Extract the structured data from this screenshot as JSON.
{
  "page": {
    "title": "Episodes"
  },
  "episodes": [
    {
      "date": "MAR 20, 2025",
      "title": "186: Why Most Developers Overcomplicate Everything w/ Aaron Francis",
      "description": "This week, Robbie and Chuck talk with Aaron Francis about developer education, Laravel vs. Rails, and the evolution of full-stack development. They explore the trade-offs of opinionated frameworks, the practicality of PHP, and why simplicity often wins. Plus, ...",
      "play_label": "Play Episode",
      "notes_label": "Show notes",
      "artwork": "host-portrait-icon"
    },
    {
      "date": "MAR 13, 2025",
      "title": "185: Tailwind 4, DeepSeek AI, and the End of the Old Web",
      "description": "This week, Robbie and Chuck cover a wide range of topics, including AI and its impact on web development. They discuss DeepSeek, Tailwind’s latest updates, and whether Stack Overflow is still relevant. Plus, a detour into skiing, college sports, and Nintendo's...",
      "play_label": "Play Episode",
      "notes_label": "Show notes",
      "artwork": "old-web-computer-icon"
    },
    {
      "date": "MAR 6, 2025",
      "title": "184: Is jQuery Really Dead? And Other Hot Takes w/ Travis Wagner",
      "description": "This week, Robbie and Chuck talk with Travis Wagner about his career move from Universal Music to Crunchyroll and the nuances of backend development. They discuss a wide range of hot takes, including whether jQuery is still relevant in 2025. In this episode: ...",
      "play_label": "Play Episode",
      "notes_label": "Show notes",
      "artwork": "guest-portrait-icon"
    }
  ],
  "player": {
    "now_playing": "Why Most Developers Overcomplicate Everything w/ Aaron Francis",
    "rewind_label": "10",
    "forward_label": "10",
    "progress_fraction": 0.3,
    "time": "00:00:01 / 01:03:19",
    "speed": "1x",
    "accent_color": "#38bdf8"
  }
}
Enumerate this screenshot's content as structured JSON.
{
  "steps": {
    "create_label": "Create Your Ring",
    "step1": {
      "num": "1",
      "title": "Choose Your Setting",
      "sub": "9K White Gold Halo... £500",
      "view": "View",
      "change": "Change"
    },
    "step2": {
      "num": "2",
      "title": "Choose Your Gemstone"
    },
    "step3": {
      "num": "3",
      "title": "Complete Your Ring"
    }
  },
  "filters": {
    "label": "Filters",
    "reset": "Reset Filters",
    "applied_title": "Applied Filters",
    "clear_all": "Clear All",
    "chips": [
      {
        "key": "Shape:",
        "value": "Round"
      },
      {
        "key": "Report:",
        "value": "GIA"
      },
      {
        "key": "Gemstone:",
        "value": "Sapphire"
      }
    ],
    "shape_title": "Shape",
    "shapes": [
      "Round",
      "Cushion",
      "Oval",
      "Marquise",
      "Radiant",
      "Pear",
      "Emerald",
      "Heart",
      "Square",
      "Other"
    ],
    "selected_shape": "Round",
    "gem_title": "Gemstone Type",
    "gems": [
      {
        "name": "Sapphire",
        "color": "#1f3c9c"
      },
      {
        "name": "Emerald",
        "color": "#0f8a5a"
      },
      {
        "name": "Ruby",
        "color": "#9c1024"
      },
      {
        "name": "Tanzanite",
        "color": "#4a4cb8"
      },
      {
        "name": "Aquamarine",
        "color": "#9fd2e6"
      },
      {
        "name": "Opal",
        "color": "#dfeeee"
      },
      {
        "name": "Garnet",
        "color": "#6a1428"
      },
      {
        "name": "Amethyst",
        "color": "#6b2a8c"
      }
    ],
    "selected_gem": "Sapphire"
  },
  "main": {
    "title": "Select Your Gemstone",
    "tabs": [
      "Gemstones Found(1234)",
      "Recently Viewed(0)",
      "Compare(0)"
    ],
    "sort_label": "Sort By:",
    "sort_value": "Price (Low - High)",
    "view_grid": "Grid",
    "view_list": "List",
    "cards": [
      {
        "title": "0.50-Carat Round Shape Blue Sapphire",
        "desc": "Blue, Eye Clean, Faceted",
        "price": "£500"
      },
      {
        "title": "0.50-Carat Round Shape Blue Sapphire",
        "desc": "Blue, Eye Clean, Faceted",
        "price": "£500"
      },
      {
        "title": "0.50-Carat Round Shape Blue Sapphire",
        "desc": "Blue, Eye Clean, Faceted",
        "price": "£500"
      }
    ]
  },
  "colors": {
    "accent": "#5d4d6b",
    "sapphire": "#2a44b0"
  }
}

Exercise> Output the entries verbatim.

Solution to the problem>
Extract the structured data from this screenshot as JSON.
{
  "page": {
    "title": "Episodes"
  },
  "episodes": [
    {
      "date": "MAR 20, 2025",
      "title": "186: Why Most Developers Overcomplicate Everything w/ Aaron Francis",
      "description": "This week, Robbie and Chuck talk with Aaron Francis about developer education, Laravel vs. Rails, and the evolution of full-stack development. They explore the trade-offs of opinionated frameworks, the practicality of PHP, and why simplicity often wins. Plus, ...",
      "play_label": "Play Episode",
      "notes_label": "Show notes",
      "artwork": "host-portrait-icon"
    },
    {
      "date": "MAR 13, 2025",
      "title": "185: Tailwind 4, DeepSeek AI, and the End of the Old Web",
      "description": "This week, Robbie and Chuck cover a wide range of topics, including AI and its impact on web development. They discuss DeepSeek, Tailwind’s latest updates, and whether Stack Overflow is still relevant. Plus, a detour into skiing, college sports, and Nintendo's...",
      "play_label": "Play Episode",
      "notes_label": "Show notes",
      "artwork": "old-web-computer-icon"
    },
    {
      "date": "MAR 6, 2025",
      "title": "184: Is jQuery Really Dead? And Other Hot Takes w/ Travis Wagner",
      "description": "This week, Robbie and Chuck talk with Travis Wagner about his career move from Universal Music to Crunchyroll and the nuances of backend development. They discuss a wide range of hot takes, including whether jQuery is still relevant in 2025. In this episode: ...",
      "play_label": "Play Episode",
      "notes_label": "Show notes",
      "artwork": "guest-portrait-icon"
    }
  ],
  "player": {
    "now_playing": "Why Most Developers Overcomplicate Everything w/ Aaron Francis",
    "rewind_label": "10",
    "forward_label": "10",
    "progress_fraction": 0.3,
    "time": "00:00:01 / 01:03:19",
    "speed": "1x",
    "accent_color": "#38bdf8"
  }
}
Enumerate this screenshot's content as structured JSON.
{
  "steps": {
    "create_label": "Create Your Ring",
    "step1": {
      "num": "1",
      "title": "Choose Your Setting",
      "sub": "9K White Gold Halo... £500",
      "view": "View",
      "change": "Change"
    },
    "step2": {
      "num": "2",
      "title": "Choose Your Gemstone"
    },
    "step3": {
      "num": "3",
      "title": "Complete Your Ring"
    }
  },
  "filters": {
    "label": "Filters",
    "reset": "Reset Filters",
    "applied_title": "Applied Filters",
    "clear_all": "Clear All",
    "chips": [
      {
        "key": "Shape:",
        "value": "Round"
      },
      {
        "key": "Report:",
        "value": "GIA"
      },
      {
        "key": "Gemstone:",
        "value": "Sapphire"
      }
    ],
    "shape_title": "Shape",
    "shapes": [
      "Round",
      "Cushion",
      "Oval",
      "Marquise",
      "Radiant",
      "Pear",
      "Emerald",
      "Heart",
      "Square",
      "Other"
    ],
    "selected_shape": "Round",
    "gem_title": "Gemstone Type",
    "gems": [
      {
        "name": "Sapphire",
        "color": "#1f3c9c"
      },
      {
        "name": "Emerald",
        "color": "#0f8a5a"
      },
      {
        "name": "Ruby",
        "color": "#9c1024"
      },
      {
        "name": "Tanzanite",
        "color": "#4a4cb8"
      },
      {
        "name": "Aquamarine",
        "color": "#9fd2e6"
      },
      {
        "name": "Opal",
        "color": "#dfeeee"
      },
      {
        "name": "Garnet",
        "color": "#6a1428"
      },
      {
        "name": "Amethyst",
        "color": "#6b2a8c"
      }
    ],
    "selected_gem": "Sapphire"
  },
  "main": {
    "title": "Select Your Gemstone",
    "tabs": [
      "Gemstones Found(1234)",
      "Recently Viewed(0)",
      "Compare(0)"
    ],
    "sort_label": "Sort By:",
    "sort_value": "Price (Low - High)",
    "view_grid": "Grid",
    "view_list": "List",
    "cards": [
      {
        "title": "0.50-Carat Round Shape Blue Sapphire",
        "desc": "Blue, Eye Clean, Faceted",
        "price": "£500"
      },
      {
        "title": "0.50-Carat Round Shape Blue Sapphire",
        "desc": "Blue, Eye Clean, Faceted",
        "price": "£500"
      },
      {
        "title": "0.50-Carat Round Shape Blue Sapphire",
        "desc": "Blue, Eye Clean, Faceted",
        "price": "£500"
      }
    ]
  },
  "colors": {
    "accent": "#5d4d6b",
    "sapphire": "#2a44b0"
  }
}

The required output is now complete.